:: LISTING
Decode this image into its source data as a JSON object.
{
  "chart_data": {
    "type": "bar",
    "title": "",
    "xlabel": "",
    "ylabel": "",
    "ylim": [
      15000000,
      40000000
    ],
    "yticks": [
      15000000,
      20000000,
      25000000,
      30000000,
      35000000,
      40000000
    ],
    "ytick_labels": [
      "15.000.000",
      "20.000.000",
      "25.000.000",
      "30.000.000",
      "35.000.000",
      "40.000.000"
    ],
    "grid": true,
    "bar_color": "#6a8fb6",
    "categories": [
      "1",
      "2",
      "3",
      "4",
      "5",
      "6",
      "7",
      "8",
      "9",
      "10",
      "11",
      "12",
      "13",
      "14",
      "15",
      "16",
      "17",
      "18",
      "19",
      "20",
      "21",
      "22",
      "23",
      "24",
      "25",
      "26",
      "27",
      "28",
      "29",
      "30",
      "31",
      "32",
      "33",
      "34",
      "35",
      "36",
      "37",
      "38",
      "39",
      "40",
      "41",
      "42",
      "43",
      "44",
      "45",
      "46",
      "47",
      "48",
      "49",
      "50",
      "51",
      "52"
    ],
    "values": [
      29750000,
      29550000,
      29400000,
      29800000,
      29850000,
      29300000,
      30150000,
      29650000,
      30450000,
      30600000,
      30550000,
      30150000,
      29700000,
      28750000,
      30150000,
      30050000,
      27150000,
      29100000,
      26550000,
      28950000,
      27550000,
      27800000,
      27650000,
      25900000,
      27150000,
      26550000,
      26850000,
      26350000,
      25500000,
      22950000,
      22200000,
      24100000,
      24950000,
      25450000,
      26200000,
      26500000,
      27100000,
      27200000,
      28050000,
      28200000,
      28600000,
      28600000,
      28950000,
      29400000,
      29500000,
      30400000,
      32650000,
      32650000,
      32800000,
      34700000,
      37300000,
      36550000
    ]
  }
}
::::
:: LISTING
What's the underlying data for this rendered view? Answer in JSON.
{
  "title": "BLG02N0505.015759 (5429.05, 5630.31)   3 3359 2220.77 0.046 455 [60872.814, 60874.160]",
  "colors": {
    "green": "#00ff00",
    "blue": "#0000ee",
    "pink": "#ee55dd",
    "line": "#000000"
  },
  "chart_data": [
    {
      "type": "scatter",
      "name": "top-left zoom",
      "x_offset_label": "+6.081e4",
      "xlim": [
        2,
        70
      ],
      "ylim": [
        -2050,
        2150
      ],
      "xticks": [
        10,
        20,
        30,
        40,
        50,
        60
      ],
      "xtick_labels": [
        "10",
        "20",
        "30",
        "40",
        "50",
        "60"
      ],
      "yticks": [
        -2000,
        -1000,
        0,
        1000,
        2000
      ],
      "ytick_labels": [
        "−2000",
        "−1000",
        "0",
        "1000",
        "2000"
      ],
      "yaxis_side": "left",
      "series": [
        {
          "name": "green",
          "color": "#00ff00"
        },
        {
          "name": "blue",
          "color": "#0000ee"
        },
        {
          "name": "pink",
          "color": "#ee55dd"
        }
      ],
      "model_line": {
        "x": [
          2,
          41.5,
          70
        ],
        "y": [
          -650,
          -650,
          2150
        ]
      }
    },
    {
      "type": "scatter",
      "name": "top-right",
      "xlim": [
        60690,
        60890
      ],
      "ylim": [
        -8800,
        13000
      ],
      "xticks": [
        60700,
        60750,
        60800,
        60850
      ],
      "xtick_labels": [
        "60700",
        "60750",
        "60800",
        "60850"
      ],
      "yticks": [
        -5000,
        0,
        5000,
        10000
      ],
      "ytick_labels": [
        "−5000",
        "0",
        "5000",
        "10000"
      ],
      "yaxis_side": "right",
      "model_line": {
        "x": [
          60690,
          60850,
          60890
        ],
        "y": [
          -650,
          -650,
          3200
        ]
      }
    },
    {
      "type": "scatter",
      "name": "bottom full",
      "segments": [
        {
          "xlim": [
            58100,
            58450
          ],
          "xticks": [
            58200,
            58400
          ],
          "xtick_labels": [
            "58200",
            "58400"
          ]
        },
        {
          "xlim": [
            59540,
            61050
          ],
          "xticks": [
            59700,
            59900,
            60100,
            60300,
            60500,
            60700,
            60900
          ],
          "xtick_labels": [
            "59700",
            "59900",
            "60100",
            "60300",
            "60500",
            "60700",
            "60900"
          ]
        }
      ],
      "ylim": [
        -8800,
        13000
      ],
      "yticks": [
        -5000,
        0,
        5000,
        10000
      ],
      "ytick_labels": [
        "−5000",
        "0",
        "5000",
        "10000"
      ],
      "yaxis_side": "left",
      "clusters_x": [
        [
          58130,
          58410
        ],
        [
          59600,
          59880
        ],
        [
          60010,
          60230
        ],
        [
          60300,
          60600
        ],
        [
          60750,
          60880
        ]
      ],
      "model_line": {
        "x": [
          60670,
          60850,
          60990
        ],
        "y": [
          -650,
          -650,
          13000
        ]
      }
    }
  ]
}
::::
:: LISTING
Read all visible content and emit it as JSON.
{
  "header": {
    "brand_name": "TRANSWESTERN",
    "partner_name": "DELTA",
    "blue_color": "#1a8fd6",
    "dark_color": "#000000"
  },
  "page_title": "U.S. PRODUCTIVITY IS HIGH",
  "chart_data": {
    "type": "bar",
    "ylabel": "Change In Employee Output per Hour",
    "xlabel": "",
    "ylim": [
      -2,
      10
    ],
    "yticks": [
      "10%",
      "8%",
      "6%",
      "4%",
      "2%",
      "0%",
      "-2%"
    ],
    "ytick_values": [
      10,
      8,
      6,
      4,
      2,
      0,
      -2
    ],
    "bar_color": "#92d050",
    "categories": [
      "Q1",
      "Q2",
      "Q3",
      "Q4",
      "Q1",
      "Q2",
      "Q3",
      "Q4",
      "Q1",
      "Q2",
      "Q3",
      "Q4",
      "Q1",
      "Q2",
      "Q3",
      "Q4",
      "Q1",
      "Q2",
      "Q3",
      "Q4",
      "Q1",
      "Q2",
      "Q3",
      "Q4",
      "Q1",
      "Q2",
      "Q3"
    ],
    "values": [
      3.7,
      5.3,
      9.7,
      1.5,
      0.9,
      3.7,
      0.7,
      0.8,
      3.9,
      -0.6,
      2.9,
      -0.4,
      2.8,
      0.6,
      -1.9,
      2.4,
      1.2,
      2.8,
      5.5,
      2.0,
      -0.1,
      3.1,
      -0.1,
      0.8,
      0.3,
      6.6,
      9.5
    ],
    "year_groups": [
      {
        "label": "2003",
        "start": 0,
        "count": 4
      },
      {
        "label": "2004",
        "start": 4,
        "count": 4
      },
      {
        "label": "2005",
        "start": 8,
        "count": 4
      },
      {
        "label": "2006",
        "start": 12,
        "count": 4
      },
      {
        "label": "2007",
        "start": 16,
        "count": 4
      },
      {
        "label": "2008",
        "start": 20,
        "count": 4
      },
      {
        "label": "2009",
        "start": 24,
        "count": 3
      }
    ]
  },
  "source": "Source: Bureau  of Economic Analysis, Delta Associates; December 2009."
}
::::
[GIVEN INSTRUCTION]
State how many lines of the listing include "start", and nothing more.

[EXERCISE RESULT]
7